**What is required**.
Tally up the lines where the string "JSON" appears; reply with the number only.

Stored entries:
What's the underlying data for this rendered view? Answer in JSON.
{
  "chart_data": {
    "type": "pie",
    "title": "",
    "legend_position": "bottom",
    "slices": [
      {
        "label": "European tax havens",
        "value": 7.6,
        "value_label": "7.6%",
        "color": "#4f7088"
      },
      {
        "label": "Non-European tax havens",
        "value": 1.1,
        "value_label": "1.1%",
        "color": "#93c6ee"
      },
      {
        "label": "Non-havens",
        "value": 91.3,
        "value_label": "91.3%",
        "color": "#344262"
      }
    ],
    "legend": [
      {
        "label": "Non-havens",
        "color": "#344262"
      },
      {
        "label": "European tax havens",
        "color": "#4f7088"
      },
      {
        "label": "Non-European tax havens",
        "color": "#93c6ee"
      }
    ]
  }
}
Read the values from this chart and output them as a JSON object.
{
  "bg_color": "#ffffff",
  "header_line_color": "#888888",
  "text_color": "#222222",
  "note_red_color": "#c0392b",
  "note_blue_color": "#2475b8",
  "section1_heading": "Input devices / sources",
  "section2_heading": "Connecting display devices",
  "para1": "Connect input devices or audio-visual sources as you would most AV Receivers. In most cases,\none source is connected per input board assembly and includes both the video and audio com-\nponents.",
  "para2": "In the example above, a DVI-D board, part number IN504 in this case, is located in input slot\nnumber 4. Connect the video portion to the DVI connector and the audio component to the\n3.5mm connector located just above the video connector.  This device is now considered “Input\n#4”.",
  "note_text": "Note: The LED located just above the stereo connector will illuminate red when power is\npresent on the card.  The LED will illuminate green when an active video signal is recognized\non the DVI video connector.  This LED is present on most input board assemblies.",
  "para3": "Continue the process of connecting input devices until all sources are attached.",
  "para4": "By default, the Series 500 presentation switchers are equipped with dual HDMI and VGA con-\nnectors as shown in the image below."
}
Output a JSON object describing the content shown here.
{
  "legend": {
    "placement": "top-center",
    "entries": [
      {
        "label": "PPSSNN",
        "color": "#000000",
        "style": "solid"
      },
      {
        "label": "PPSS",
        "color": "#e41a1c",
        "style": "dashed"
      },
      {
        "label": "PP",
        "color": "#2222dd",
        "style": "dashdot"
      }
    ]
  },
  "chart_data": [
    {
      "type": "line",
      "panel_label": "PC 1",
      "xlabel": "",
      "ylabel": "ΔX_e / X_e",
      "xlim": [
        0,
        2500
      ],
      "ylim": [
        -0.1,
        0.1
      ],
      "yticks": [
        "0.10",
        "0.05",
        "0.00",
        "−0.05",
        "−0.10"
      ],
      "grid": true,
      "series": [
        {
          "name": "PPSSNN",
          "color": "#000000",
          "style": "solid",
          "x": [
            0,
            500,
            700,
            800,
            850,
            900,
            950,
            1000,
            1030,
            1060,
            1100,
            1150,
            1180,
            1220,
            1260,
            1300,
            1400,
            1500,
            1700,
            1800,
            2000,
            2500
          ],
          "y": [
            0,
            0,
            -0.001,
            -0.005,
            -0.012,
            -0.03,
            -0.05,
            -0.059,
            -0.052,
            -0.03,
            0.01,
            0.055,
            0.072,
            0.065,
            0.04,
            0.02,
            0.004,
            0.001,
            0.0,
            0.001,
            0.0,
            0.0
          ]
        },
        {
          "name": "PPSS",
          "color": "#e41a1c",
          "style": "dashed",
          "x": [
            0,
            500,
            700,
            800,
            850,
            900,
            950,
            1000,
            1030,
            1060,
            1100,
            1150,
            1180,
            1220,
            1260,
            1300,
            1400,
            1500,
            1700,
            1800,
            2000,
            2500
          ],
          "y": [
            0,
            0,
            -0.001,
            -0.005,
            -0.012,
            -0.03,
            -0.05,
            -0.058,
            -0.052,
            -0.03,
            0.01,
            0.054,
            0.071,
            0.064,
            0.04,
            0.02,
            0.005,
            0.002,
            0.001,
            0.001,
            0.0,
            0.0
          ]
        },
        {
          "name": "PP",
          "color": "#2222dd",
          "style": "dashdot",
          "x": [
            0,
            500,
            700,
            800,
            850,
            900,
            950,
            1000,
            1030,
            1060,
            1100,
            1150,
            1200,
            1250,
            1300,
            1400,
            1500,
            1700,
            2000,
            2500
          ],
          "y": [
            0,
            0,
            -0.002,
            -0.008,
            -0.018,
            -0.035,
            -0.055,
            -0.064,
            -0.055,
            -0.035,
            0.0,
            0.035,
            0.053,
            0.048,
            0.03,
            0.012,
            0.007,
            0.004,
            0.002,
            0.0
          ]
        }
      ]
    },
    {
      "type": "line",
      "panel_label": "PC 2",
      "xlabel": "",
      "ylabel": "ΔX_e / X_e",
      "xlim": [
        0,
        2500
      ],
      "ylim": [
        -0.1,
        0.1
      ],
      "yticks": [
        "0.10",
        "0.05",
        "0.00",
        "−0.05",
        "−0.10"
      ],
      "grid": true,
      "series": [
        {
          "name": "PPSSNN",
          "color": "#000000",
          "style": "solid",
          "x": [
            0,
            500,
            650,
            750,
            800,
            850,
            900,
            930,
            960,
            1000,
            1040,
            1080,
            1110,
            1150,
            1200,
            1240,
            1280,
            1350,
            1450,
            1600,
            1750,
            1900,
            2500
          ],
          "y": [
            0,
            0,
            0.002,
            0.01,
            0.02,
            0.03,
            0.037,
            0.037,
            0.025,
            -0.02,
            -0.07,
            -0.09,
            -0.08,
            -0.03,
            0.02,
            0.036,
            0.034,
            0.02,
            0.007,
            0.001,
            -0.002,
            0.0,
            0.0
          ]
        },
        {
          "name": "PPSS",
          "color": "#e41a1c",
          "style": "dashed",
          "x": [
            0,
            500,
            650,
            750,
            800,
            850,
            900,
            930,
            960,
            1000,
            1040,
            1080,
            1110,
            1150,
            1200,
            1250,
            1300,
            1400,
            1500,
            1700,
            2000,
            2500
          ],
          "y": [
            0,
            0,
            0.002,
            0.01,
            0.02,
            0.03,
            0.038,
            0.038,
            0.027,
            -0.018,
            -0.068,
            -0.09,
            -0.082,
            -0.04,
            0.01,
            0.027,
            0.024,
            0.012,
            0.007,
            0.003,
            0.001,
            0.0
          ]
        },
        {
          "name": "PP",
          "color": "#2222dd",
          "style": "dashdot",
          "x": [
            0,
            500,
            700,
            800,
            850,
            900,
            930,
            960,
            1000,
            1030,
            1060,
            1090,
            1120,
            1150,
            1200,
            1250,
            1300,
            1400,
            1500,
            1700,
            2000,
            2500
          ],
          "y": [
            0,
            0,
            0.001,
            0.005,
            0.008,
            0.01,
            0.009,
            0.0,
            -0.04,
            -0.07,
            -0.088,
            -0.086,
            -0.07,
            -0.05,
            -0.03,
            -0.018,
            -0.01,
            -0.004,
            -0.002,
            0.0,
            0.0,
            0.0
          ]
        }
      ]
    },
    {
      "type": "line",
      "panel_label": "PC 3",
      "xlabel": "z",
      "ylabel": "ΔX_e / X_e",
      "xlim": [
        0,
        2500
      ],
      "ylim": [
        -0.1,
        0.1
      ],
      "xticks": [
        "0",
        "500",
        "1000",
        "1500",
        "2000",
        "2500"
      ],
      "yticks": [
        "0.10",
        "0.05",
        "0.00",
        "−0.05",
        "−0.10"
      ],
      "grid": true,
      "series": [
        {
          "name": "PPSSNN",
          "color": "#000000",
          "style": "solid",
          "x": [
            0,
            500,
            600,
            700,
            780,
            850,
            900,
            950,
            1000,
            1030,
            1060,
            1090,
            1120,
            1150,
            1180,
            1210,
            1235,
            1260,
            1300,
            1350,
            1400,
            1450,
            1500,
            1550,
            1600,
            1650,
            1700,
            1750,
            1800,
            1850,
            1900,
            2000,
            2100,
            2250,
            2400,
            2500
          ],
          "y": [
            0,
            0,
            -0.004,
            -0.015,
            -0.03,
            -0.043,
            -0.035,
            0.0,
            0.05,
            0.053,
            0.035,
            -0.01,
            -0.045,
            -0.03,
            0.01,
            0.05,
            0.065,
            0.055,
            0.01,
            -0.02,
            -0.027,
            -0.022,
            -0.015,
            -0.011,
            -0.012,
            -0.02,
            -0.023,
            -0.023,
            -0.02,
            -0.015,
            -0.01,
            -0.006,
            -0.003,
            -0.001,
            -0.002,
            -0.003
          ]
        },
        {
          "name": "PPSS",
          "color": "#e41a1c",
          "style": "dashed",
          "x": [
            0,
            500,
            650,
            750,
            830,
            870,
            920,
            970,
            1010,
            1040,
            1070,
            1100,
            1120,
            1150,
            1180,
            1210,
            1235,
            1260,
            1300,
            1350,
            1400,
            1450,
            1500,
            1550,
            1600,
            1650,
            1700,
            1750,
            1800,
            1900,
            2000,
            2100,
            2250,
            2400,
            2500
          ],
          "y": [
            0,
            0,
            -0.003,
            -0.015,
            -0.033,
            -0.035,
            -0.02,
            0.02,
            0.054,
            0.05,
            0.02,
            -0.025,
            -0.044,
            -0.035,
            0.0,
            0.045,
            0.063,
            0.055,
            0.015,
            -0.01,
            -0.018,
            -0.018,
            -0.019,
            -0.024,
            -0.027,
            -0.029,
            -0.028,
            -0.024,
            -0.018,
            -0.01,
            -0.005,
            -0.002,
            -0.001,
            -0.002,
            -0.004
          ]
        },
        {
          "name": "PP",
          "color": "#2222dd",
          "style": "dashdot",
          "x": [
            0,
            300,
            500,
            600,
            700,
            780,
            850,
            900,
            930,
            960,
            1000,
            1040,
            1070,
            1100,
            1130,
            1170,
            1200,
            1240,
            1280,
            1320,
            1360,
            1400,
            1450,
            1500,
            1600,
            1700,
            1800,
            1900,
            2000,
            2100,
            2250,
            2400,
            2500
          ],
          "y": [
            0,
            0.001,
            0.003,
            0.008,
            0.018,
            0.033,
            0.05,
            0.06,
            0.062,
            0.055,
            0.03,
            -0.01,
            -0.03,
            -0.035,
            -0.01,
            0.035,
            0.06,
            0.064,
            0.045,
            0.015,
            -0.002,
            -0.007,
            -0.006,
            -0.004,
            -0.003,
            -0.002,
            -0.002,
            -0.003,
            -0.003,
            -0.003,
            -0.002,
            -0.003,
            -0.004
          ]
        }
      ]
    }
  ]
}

**Task answer**.
3